Each entry below is to be printed verbatim.

━━━━━ Information provided

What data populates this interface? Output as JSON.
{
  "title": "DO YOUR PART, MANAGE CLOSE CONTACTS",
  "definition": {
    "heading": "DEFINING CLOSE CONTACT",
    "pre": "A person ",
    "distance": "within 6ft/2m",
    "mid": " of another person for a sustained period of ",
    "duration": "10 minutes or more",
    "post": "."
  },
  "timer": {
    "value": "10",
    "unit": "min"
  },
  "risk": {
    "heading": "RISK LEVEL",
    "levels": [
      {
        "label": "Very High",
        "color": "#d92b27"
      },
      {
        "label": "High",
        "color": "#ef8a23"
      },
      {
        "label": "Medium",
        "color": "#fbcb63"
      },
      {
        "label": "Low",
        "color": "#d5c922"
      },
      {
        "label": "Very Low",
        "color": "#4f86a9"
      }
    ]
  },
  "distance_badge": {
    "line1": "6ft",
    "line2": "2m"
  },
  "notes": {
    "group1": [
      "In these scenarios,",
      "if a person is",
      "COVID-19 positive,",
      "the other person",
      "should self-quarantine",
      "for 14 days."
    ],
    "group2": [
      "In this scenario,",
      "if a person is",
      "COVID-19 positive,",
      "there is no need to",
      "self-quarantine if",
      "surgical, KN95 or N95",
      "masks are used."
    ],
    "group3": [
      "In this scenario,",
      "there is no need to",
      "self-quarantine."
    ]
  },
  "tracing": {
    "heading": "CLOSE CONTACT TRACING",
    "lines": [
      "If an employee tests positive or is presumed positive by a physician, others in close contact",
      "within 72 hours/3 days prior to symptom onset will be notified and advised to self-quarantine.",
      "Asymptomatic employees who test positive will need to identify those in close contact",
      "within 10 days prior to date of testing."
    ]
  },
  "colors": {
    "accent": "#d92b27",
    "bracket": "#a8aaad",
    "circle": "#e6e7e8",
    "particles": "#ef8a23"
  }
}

━━━━━━━━━━

_Expected answer:_
What data populates this interface? Output as JSON.
{
  "title": "DO YOUR PART, MANAGE CLOSE CONTACTS",
  "definition": {
    "heading": "DEFINING CLOSE CONTACT",
    "pre": "A person ",
    "distance": "within 6ft/2m",
    "mid": " of another person for a sustained period of ",
    "duration": "10 minutes or more",
    "post": "."
  },
  "timer": {
    "value": "10",
    "unit": "min"
  },
  "risk": {
    "heading": "RISK LEVEL",
    "levels": [
      {
        "label": "Very High",
        "color": "#d92b27"
      },
      {
        "label": "High",
        "color": "#ef8a23"
      },
      {
        "label": "Medium",
        "color": "#fbcb63"
      },
      {
        "label": "Low",
        "color": "#d5c922"
      },
      {
        "label": "Very Low",
        "color": "#4f86a9"
      }
    ]
  },
  "distance_badge": {
    "line1": "6ft",
    "line2": "2m"
  },
  "notes": {
    "group1": [
      "In these scenarios,",
      "if a person is",
      "COVID-19 positive,",
      "the other person",
      "should self-quarantine",
      "for 14 days."
    ],
    "group2": [
      "In this scenario,",
      "if a person is",
      "COVID-19 positive,",
      "there is no need to",
      "self-quarantine if",
      "surgical, KN95 or N95",
      "masks are used."
    ],
    "group3": [
      "In this scenario,",
      "there is no need to",
      "self-quarantine."
    ]
  },
  "tracing": {
    "heading": "CLOSE CONTACT TRACING",
    "lines": [
      "If an employee tests positive or is presumed positive by a physician, others in close contact",
      "within 72 hours/3 days prior to symptom onset will be notified and advised to self-quarantine.",
      "Asymptomatic employees who test positive will need to identify those in close contact",
      "within 10 days prior to date of testing."
    ]
  },
  "colors": {
    "accent": "#d92b27",
    "bracket": "#a8aaad",
    "circle": "#e6e7e8",
    "particles": "#ef8a23"
  }
}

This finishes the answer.